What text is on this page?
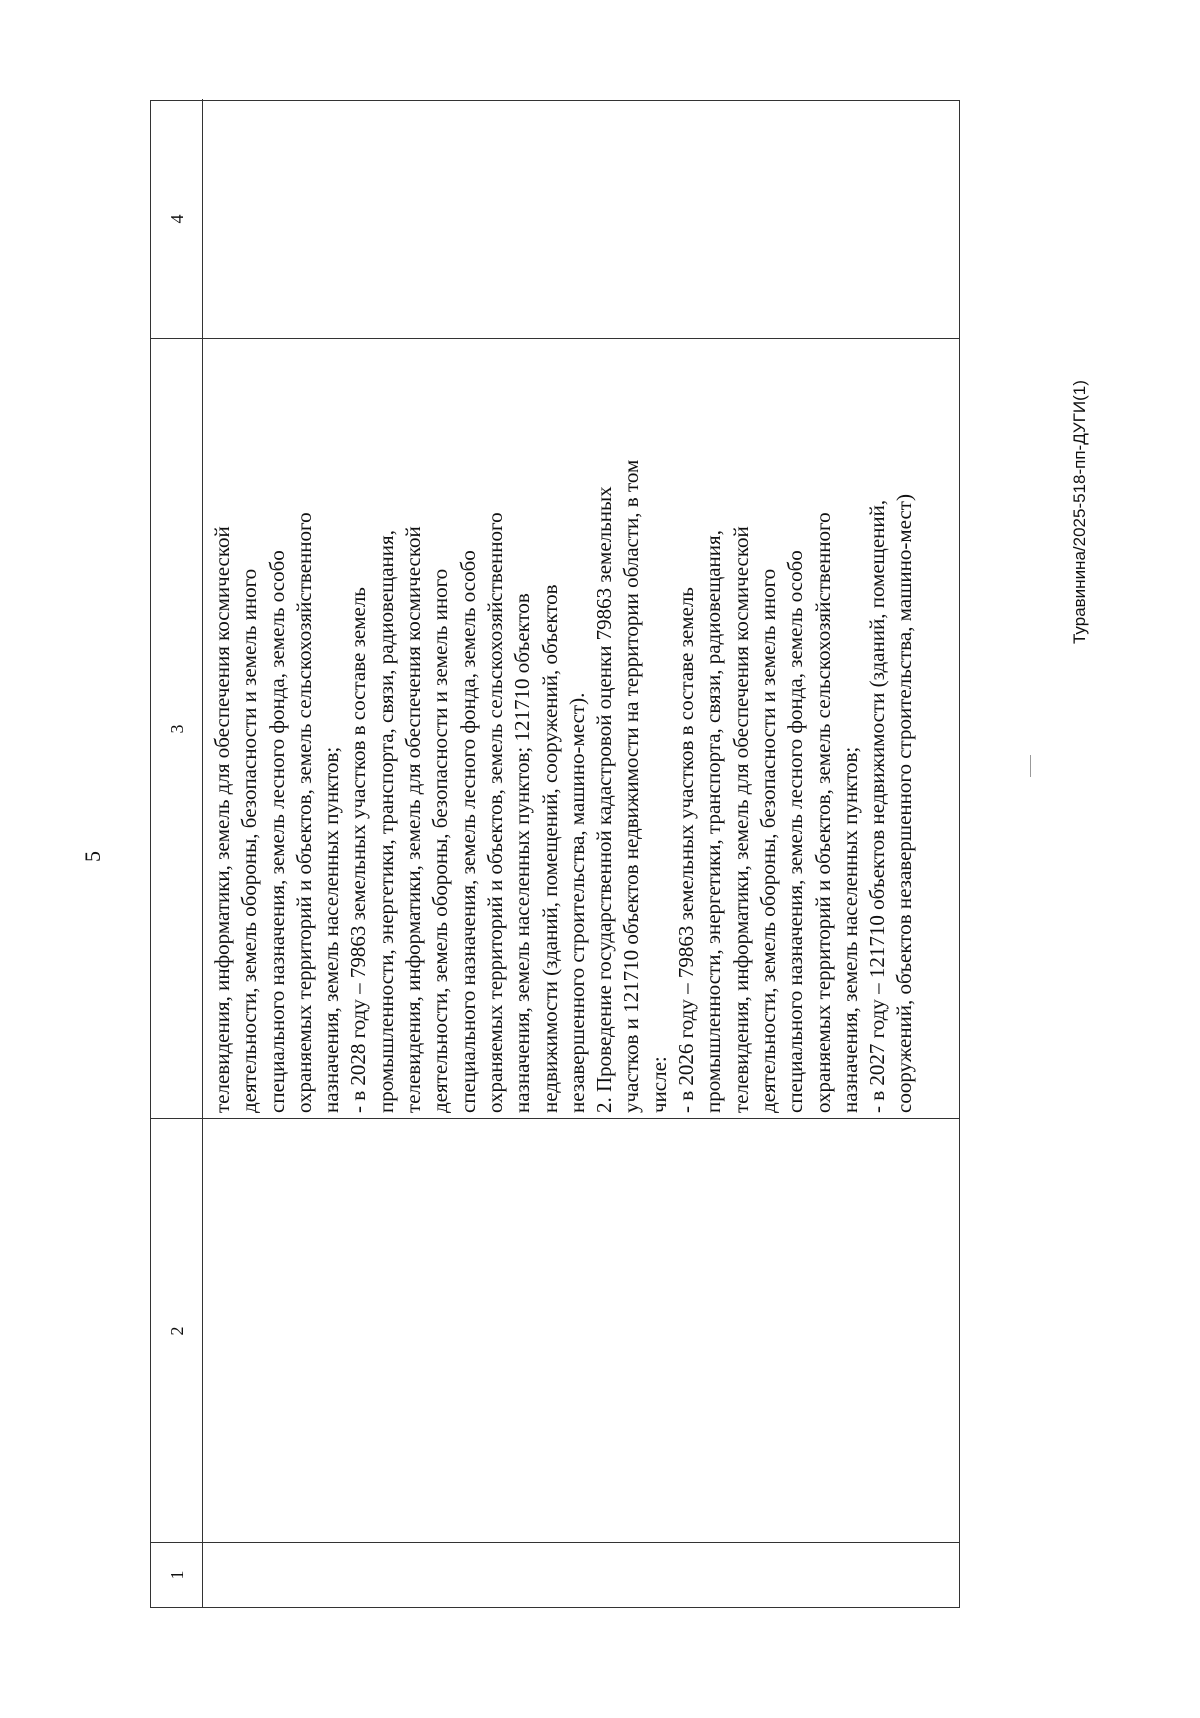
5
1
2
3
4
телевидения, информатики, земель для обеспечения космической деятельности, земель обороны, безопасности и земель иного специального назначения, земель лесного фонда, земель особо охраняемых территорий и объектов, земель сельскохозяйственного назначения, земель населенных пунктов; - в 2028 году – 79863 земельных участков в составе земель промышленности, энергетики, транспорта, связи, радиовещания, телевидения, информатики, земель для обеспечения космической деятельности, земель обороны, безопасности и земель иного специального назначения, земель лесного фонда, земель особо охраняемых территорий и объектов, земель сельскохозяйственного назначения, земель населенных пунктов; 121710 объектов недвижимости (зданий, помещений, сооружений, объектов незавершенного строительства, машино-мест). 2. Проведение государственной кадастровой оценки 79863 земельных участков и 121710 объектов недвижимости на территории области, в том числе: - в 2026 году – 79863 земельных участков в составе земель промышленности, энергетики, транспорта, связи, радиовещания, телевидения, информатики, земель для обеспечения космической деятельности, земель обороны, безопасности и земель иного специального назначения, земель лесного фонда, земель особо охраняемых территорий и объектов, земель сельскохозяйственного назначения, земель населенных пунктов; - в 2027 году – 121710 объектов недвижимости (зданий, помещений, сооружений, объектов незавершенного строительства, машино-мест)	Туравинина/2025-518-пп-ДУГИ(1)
---
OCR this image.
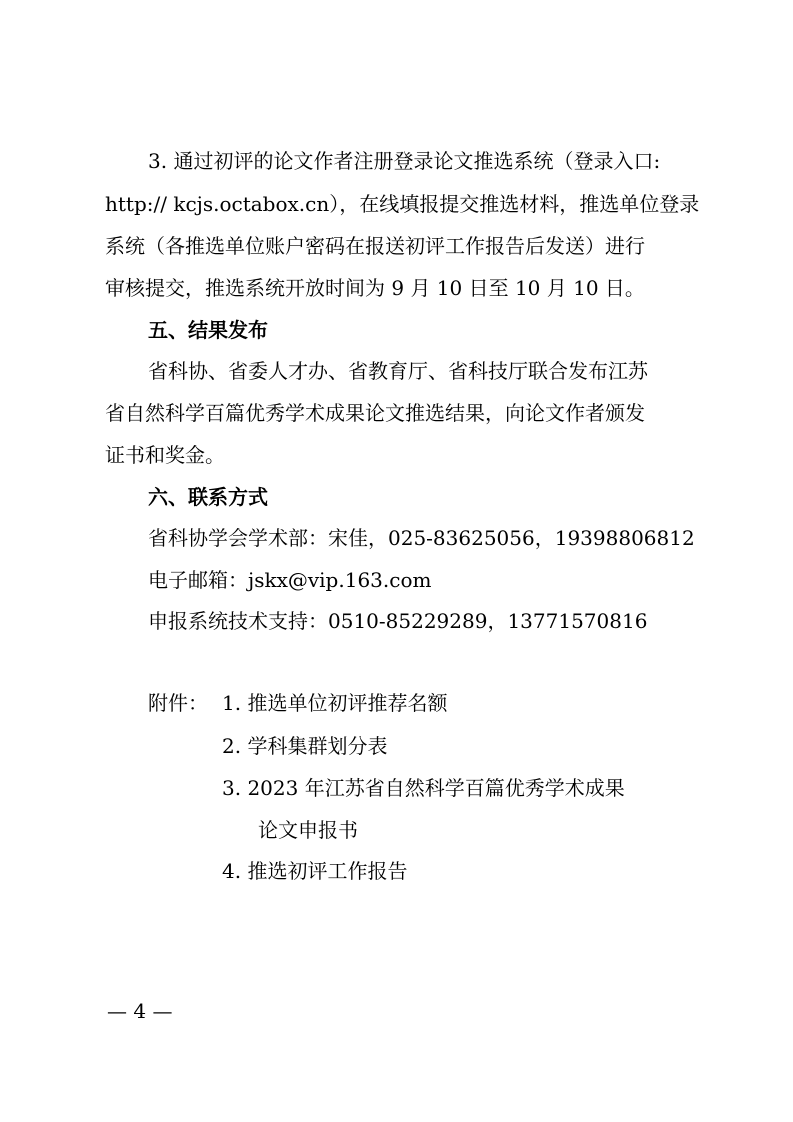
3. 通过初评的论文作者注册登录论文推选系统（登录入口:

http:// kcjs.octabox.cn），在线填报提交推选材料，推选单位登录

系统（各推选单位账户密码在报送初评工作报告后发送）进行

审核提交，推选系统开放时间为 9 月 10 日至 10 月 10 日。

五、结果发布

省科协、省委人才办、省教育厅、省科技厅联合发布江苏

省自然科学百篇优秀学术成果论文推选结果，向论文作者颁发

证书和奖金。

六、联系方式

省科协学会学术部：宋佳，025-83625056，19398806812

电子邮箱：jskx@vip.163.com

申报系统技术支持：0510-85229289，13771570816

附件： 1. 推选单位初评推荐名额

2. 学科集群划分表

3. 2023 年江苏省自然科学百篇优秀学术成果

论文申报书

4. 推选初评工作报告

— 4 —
...
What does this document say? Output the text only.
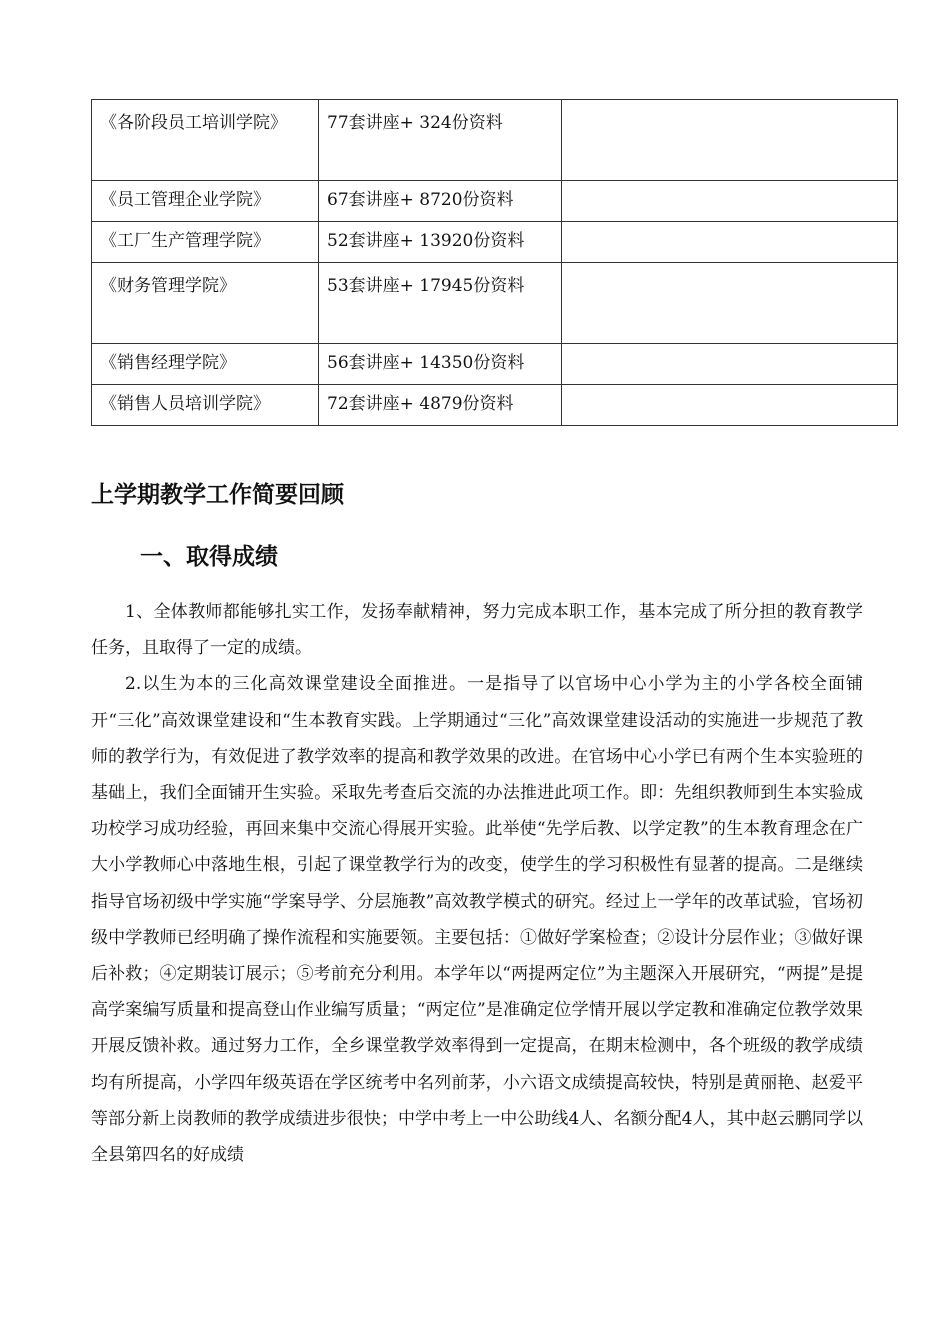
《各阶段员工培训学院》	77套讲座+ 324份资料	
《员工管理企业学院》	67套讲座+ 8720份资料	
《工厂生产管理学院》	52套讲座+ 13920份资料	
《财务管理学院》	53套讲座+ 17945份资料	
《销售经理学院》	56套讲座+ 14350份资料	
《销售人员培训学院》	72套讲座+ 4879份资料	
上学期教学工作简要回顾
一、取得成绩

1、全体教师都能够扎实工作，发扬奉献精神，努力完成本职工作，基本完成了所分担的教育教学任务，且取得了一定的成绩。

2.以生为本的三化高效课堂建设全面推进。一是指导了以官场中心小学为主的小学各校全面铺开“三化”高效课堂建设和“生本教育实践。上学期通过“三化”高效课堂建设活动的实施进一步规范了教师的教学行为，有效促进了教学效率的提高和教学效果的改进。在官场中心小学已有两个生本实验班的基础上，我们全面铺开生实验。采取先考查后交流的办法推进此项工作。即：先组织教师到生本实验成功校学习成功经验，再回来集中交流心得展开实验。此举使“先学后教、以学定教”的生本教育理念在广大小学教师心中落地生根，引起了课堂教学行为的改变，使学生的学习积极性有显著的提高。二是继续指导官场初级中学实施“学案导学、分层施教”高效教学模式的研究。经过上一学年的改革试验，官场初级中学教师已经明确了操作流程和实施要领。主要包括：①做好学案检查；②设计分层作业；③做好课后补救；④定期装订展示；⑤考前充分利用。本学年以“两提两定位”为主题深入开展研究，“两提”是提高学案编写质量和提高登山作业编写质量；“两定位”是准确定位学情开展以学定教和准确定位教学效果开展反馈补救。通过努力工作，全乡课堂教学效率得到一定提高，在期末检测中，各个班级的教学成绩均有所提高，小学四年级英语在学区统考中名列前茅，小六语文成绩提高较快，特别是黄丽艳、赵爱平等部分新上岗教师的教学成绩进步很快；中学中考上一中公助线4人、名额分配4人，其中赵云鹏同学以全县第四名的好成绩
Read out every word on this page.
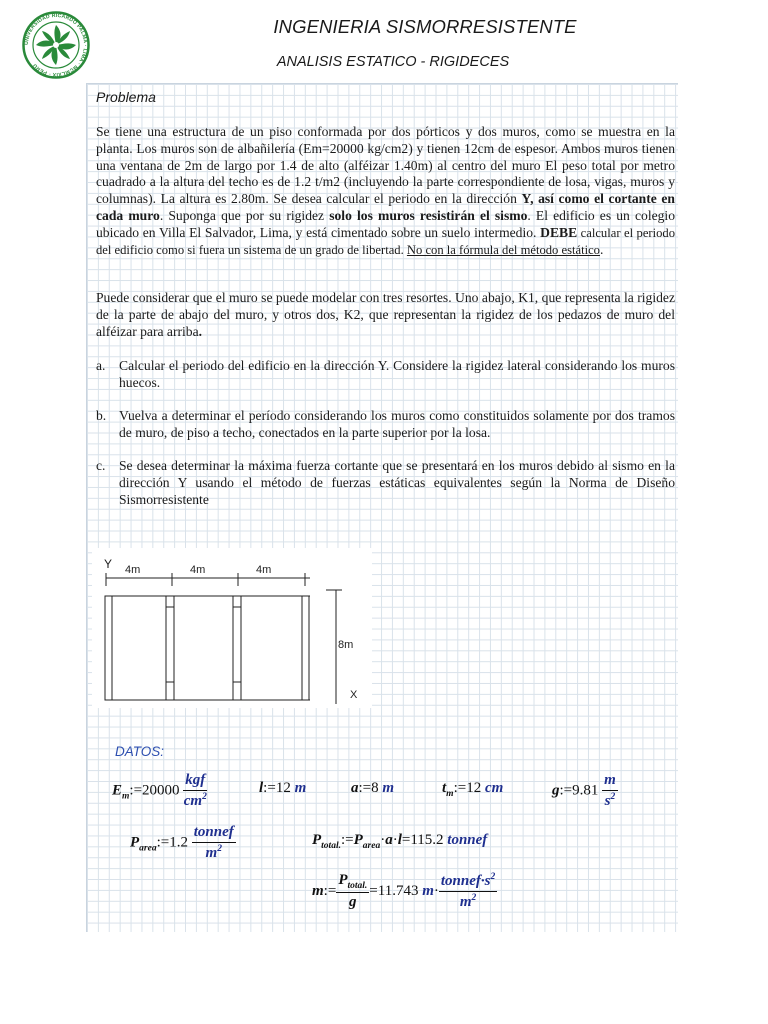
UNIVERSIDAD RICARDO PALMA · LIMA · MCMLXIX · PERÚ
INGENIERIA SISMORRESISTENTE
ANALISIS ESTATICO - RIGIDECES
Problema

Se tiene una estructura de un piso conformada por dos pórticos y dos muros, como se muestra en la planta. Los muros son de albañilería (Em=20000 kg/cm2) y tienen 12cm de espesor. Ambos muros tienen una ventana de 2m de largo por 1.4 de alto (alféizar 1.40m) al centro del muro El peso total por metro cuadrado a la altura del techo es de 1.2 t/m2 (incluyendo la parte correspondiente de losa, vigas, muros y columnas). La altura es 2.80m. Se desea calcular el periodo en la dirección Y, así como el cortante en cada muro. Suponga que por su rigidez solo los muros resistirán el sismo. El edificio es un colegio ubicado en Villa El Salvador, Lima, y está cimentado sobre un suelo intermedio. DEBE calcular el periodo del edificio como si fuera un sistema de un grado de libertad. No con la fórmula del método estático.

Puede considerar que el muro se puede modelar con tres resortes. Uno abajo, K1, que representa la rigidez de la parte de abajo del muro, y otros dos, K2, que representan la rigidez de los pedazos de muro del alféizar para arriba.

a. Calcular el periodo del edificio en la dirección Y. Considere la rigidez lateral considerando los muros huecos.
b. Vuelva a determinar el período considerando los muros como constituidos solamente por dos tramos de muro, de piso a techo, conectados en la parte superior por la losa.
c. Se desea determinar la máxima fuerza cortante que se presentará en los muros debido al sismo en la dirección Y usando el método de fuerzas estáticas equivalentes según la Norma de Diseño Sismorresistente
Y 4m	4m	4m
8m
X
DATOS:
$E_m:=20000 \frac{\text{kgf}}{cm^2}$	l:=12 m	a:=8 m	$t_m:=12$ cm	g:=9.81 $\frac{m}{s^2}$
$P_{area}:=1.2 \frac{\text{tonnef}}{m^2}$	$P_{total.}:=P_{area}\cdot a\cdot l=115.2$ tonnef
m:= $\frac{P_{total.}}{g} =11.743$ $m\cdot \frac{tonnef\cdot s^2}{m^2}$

_What is asked_. Copy each line in the data that holds the word "page".

_Expected answer_.
What text is on this page?
Read out every word on this page.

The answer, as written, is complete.